Document text:
** Start **

# Leak ! (Solved)



## Goose157 (18 Mar 2018)

Well for some time now i thought  i was loosing too much water from evaporation alone.........
That darn cat!!!!

Chris.


----------



## sciencefiction (18 Mar 2018)

Cats are mad for fishy stuff. Mine used to go crazy for frozen bloodworms and brine shrimp. I used to defrost a cube just for him.


----------



## Goose157 (18 Mar 2018)

LOl.... the cat seems to love the tank water by how much I lose per day!!
And one of my dogs goes bonkers for flakes. He has destroyed quite a few tubs of the stuff I have left out by mistake!!
Cheers
Chris


----------



## Angus (18 Mar 2018)

Shows each cat is different, mine can't stand the tanks! she hates water.


----------



## sciencefiction (18 Mar 2018)

Angus said:


> Shows each cat is different, mine can't stand the tanks! she hates water.



Are you sure you've got a cat


----------



## Angus (18 Mar 2018)

sciencefiction said:


> Are you sure you've got a cat


More like a princess, she likes cream and everyones beds...


----------



## Goose157 (18 Mar 2018)

lol.....sounds like my Mrs!


----------



## sciencefiction (18 Mar 2018)




----------



## Tim Harrison (18 Mar 2018)

Just like my cat Scruffy


----------



## Goose157 (18 Mar 2018)

Awesome ! Lol
Cats aren’t daft perhaps we should all drink from our tanks!!!
Cheers


----------



## Tim Harrison (18 Mar 2018)

** End **

Listed records:
** Start **

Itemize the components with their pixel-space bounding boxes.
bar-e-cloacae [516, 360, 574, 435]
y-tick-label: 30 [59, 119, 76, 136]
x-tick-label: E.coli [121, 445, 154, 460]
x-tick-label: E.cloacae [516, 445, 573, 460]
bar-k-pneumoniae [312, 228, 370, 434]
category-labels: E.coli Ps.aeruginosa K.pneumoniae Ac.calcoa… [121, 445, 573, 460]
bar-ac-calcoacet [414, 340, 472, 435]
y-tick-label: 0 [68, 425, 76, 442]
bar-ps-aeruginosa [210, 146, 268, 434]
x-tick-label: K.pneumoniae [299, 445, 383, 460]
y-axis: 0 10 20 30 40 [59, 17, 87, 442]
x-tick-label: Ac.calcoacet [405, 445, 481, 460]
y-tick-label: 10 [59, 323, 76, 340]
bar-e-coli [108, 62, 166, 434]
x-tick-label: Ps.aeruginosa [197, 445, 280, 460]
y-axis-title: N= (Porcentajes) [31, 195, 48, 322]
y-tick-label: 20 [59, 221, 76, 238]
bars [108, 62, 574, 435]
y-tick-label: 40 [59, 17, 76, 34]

** End **

Aim 1: Please rewrite the paragraph of the forum thread that begins "LOl.... the cat seems to love the tank water" in fewer words, keeping its main facts.
Aim 2: Edit the forum thread from "# Leak ! (Solved)" to "That darn cat!!!!" by putting "sneaky" in place of "darn".

Response 1:
Judging by the daily water loss, the cat loves the tank water. One of the dogs goes wild for flakes and has destroyed several tubs accidentally left out.
Cheers
Chris

Response 2:
# Leak ! (Solved)



## Goose157 (18 Mar 2018)

Well for some time now i thought  i was loosing too much water from evaporation alone.........
That sneaky cat!!!!